● **Material provided**
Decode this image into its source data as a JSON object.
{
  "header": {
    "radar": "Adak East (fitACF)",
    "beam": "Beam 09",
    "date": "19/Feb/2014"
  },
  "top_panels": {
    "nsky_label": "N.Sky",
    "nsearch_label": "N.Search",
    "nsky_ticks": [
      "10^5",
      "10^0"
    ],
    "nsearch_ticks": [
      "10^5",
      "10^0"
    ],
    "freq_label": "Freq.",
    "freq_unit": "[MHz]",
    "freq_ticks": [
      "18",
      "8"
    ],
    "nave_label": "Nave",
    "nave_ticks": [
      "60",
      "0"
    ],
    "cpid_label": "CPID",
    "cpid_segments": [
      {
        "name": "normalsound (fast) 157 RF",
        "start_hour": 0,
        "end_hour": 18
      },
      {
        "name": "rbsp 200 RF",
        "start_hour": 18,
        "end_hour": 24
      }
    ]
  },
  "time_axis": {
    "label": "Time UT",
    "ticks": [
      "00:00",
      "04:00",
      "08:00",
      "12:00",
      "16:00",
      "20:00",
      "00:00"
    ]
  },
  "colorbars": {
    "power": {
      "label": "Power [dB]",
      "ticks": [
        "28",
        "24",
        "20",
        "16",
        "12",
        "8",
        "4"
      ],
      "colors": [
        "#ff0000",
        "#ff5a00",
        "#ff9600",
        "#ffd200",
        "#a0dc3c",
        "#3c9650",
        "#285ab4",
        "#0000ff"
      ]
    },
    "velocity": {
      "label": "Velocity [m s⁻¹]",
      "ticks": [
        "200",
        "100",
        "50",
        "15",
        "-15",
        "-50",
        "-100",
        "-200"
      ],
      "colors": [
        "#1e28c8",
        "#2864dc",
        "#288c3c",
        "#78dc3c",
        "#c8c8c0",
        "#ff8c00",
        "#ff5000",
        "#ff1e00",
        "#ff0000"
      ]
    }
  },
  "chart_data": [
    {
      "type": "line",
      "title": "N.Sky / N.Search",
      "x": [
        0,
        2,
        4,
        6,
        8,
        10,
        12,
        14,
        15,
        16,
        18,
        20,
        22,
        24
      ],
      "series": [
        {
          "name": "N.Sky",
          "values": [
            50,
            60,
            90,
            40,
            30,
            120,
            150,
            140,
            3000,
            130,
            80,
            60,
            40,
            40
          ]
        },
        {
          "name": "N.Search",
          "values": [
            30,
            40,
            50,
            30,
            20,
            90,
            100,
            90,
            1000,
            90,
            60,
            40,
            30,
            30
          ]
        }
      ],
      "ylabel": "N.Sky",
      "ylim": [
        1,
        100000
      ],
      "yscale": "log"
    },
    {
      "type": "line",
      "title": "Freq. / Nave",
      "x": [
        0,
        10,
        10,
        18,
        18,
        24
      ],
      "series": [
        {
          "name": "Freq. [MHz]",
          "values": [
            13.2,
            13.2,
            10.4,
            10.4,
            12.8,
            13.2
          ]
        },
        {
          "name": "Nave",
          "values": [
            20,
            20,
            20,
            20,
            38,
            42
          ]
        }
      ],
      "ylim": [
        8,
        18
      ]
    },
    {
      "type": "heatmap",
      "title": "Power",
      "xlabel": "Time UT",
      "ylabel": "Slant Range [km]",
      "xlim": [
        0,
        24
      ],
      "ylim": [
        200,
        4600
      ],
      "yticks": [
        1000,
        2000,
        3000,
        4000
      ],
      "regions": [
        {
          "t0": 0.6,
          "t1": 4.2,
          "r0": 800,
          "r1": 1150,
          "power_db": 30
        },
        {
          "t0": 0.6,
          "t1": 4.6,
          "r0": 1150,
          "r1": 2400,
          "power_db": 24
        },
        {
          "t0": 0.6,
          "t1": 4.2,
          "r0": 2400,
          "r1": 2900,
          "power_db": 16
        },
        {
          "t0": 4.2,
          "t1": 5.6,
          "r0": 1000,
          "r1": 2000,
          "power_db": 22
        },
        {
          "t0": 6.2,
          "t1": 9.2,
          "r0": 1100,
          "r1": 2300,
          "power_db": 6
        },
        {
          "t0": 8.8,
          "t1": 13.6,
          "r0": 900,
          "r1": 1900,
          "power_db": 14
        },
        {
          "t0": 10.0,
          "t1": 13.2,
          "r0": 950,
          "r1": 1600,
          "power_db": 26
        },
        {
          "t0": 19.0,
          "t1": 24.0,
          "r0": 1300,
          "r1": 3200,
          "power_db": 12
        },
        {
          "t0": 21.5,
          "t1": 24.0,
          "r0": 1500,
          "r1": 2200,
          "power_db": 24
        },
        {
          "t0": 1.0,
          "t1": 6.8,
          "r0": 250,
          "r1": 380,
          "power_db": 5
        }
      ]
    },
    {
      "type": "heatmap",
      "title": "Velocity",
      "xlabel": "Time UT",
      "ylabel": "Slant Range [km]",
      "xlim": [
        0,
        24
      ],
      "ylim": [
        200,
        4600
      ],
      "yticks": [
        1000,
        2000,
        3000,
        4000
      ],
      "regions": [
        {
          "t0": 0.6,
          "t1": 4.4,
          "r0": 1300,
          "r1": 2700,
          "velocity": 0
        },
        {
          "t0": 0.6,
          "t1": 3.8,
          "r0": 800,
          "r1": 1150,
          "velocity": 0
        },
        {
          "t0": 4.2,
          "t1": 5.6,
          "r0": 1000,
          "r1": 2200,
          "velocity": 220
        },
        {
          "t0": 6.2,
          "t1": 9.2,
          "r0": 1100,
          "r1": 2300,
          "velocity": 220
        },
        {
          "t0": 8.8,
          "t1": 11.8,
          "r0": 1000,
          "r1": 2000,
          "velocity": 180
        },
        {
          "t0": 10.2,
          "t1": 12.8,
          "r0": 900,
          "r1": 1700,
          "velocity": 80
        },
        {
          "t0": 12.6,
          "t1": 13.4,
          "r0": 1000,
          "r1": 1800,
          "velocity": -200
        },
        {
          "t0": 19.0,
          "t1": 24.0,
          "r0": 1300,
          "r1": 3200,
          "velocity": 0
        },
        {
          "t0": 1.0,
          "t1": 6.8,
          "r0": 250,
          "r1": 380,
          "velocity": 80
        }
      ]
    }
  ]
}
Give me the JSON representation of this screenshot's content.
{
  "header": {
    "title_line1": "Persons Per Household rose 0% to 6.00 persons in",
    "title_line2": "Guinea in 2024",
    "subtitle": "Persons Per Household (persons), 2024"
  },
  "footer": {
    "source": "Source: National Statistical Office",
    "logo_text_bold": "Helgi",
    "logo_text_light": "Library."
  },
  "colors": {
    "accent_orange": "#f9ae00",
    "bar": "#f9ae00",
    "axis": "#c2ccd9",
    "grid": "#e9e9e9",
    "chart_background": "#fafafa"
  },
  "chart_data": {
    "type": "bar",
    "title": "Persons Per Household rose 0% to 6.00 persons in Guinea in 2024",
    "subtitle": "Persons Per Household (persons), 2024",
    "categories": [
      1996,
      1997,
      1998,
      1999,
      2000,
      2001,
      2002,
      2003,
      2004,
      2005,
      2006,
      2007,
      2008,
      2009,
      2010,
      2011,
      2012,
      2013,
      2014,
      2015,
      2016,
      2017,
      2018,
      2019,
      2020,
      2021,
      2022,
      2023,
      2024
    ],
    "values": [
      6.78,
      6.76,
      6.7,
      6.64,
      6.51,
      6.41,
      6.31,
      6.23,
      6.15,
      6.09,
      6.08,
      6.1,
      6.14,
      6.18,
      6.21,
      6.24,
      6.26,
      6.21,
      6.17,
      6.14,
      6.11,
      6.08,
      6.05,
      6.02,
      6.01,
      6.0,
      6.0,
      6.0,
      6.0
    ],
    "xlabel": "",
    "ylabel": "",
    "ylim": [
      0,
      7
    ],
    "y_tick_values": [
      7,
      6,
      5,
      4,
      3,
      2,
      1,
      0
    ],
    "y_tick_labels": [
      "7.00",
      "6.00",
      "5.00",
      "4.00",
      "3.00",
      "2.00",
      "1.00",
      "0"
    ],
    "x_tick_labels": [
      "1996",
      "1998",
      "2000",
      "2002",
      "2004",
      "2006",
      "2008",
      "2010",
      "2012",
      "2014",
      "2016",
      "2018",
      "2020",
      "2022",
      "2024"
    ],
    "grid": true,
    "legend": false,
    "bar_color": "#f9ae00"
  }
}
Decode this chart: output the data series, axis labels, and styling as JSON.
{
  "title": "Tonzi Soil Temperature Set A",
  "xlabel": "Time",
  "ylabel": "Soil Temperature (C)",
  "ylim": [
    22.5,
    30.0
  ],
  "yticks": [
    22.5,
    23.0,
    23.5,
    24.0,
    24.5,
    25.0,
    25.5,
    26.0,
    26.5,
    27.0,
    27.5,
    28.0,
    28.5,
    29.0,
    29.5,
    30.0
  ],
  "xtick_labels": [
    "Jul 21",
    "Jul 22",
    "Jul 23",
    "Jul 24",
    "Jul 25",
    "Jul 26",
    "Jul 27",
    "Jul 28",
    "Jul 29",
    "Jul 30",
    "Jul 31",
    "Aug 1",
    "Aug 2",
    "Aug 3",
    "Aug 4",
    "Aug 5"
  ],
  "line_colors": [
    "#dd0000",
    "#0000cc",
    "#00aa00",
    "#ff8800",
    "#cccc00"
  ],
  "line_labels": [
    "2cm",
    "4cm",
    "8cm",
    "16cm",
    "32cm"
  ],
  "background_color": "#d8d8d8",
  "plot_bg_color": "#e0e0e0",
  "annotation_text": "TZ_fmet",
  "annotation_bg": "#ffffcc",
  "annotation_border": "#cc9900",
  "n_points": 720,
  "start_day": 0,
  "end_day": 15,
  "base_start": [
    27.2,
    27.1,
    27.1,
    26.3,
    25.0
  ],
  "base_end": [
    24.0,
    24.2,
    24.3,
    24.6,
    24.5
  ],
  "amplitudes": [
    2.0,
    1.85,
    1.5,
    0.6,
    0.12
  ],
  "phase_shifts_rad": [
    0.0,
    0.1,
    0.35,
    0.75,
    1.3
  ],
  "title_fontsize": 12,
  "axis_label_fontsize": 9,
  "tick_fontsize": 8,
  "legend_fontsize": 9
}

● **Exercise aim**
Pick out the lines containing the string "JSON" and show them.

● **Expected answer**
Decode this image into its source data as a JSON object.
Give me the JSON representation of this screenshot's content.
Decode this chart: output the data series, axis labels, and styling as JSON.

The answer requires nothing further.